======== Entries provided

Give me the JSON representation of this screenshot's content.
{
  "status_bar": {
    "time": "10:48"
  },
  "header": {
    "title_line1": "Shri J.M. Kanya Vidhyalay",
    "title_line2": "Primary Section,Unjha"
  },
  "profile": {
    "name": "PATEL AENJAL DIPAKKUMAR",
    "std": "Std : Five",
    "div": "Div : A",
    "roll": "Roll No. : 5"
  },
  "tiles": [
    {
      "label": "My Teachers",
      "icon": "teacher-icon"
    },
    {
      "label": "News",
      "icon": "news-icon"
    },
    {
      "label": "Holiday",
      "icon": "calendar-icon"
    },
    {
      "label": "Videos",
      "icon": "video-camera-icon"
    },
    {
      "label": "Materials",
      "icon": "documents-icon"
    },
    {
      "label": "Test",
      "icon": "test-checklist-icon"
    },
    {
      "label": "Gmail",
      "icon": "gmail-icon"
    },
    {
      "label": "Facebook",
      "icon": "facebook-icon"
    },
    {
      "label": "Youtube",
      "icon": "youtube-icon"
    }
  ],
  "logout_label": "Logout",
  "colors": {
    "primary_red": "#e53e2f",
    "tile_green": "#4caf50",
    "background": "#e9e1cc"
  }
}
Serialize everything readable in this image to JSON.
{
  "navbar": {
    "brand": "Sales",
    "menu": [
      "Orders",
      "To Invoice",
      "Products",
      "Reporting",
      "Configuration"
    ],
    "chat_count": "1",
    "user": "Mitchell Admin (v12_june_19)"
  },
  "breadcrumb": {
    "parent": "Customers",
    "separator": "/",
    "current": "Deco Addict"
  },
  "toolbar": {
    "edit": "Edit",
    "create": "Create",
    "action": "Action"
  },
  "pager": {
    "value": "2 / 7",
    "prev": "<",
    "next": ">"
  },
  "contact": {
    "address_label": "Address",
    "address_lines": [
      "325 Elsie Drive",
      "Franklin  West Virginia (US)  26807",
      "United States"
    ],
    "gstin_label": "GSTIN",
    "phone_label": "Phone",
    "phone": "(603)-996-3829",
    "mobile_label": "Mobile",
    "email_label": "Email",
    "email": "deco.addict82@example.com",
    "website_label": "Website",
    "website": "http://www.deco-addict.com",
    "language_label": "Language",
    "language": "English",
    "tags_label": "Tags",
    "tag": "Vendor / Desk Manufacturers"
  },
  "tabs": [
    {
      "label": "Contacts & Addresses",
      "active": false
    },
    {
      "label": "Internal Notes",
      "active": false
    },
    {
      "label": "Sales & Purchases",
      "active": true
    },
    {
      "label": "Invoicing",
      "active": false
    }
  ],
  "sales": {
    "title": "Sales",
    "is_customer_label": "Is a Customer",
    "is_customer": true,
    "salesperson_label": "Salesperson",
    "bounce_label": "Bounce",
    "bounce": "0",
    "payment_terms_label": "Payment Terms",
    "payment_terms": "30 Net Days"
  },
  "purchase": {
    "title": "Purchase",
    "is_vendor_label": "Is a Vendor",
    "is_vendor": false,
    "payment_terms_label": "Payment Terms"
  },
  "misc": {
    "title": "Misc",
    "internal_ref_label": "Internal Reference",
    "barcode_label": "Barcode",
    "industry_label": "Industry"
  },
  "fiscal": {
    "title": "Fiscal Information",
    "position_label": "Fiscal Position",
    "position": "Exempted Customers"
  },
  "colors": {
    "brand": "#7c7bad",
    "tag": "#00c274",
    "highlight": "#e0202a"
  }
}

================

» Aim: Write out each line of the data above again, exactly as given.

» Solution to this task:
Give me the JSON representation of this screenshot's content.
{
  "status_bar": {
    "time": "10:48"
  },
  "header": {
    "title_line1": "Shri J.M. Kanya Vidhyalay",
    "title_line2": "Primary Section,Unjha"
  },
  "profile": {
    "name": "PATEL AENJAL DIPAKKUMAR",
    "std": "Std : Five",
    "div": "Div : A",
    "roll": "Roll No. : 5"
  },
  "tiles": [
    {
      "label": "My Teachers",
      "icon": "teacher-icon"
    },
    {
      "label": "News",
      "icon": "news-icon"
    },
    {
      "label": "Holiday",
      "icon": "calendar-icon"
    },
    {
      "label": "Videos",
      "icon": "video-camera-icon"
    },
    {
      "label": "Materials",
      "icon": "documents-icon"
    },
    {
      "label": "Test",
      "icon": "test-checklist-icon"
    },
    {
      "label": "Gmail",
      "icon": "gmail-icon"
    },
    {
      "label": "Facebook",
      "icon": "facebook-icon"
    },
    {
      "label": "Youtube",
      "icon": "youtube-icon"
    }
  ],
  "logout_label": "Logout",
  "colors": {
    "primary_red": "#e53e2f",
    "tile_green": "#4caf50",
    "background": "#e9e1cc"
  }
}
Serialize everything readable in this image to JSON.
{
  "navbar": {
    "brand": "Sales",
    "menu": [
      "Orders",
      "To Invoice",
      "Products",
      "Reporting",
      "Configuration"
    ],
    "chat_count": "1",
    "user": "Mitchell Admin (v12_june_19)"
  },
  "breadcrumb": {
    "parent": "Customers",
    "separator": "/",
    "current": "Deco Addict"
  },
  "toolbar": {
    "edit": "Edit",
    "create": "Create",
    "action": "Action"
  },
  "pager": {
    "value": "2 / 7",
    "prev": "<",
    "next": ">"
  },
  "contact": {
    "address_label": "Address",
    "address_lines": [
      "325 Elsie Drive",
      "Franklin  West Virginia (US)  26807",
      "United States"
    ],
    "gstin_label": "GSTIN",
    "phone_label": "Phone",
    "phone": "(603)-996-3829",
    "mobile_label": "Mobile",
    "email_label": "Email",
    "email": "deco.addict82@example.com",
    "website_label": "Website",
    "website": "http://www.deco-addict.com",
    "language_label": "Language",
    "language": "English",
    "tags_label": "Tags",
    "tag": "Vendor / Desk Manufacturers"
  },
  "tabs": [
    {
      "label": "Contacts & Addresses",
      "active": false
    },
    {
      "label": "Internal Notes",
      "active": false
    },
    {
      "label": "Sales & Purchases",
      "active": true
    },
    {
      "label": "Invoicing",
      "active": false
    }
  ],
  "sales": {
    "title": "Sales",
    "is_customer_label": "Is a Customer",
    "is_customer": true,
    "salesperson_label": "Salesperson",
    "bounce_label": "Bounce",
    "bounce": "0",
    "payment_terms_label": "Payment Terms",
    "payment_terms": "30 Net Days"
  },
  "purchase": {
    "title": "Purchase",
    "is_vendor_label": "Is a Vendor",
    "is_vendor": false,
    "payment_terms_label": "Payment Terms"
  },
  "misc": {
    "title": "Misc",
    "internal_ref_label": "Internal Reference",
    "barcode_label": "Barcode",
    "industry_label": "Industry"
  },
  "fiscal": {
    "title": "Fiscal Information",
    "position_label": "Fiscal Position",
    "position": "Exempted Customers"
  },
  "colors": {
    "brand": "#7c7bad",
    "tag": "#00c274",
    "highlight": "#e0202a"
  }
}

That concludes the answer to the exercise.